BEGIN MATERIALS PROVIDED

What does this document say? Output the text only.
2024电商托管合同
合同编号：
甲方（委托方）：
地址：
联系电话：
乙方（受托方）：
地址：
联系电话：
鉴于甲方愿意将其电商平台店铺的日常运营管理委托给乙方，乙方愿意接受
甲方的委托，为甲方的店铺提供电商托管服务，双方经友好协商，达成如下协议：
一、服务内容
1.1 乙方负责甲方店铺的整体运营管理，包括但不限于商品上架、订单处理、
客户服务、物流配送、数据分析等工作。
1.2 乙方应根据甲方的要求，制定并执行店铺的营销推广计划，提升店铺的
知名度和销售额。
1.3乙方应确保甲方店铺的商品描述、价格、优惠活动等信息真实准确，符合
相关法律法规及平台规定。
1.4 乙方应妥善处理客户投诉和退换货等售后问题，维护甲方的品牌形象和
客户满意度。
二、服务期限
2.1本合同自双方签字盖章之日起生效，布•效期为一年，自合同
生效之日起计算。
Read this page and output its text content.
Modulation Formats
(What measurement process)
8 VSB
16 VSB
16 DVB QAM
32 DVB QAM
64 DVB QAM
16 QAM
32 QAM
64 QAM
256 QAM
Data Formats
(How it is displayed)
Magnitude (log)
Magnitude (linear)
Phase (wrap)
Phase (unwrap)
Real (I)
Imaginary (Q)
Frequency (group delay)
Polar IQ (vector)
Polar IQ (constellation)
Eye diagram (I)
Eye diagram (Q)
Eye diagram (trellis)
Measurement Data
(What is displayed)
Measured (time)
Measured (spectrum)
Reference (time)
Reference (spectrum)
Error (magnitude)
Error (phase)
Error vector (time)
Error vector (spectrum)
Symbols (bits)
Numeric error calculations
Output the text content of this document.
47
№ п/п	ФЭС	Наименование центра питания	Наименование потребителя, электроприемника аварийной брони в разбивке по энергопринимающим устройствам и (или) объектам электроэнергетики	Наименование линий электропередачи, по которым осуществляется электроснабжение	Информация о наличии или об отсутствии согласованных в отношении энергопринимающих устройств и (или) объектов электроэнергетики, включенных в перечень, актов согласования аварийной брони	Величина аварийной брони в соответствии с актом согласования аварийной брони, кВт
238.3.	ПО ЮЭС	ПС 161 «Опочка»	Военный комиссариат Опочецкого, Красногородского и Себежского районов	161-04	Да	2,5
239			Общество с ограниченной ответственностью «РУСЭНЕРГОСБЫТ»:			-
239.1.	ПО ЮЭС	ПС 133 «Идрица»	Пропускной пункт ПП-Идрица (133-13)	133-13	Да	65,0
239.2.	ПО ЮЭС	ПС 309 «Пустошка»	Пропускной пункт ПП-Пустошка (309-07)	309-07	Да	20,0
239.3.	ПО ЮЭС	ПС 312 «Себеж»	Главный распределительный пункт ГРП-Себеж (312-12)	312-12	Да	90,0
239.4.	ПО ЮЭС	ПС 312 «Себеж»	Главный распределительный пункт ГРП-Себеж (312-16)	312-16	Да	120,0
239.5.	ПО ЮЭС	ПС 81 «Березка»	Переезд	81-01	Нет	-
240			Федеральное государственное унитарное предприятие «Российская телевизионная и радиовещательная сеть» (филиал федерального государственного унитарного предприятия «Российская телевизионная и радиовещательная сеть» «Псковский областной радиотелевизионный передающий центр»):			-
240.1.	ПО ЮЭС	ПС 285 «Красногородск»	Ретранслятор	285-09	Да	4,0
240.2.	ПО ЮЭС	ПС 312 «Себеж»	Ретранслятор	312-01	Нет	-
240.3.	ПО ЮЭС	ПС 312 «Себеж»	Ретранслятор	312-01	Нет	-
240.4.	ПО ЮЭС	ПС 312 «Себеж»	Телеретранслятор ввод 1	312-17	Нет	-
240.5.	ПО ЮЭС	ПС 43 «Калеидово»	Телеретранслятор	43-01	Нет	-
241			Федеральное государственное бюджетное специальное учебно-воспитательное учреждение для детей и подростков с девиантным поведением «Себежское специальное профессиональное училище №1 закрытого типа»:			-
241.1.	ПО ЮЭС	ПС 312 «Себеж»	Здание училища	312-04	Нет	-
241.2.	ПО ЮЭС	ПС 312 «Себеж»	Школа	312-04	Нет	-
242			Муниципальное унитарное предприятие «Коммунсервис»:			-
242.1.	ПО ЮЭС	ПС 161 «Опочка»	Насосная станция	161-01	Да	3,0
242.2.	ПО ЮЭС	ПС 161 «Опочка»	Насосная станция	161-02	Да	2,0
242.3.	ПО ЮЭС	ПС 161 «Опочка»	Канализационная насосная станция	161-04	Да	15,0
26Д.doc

END MATERIALS PROVIDED

From the data, list each line in which the string "time" appears.

Measured (time)
Reference (time)
Error vector (time)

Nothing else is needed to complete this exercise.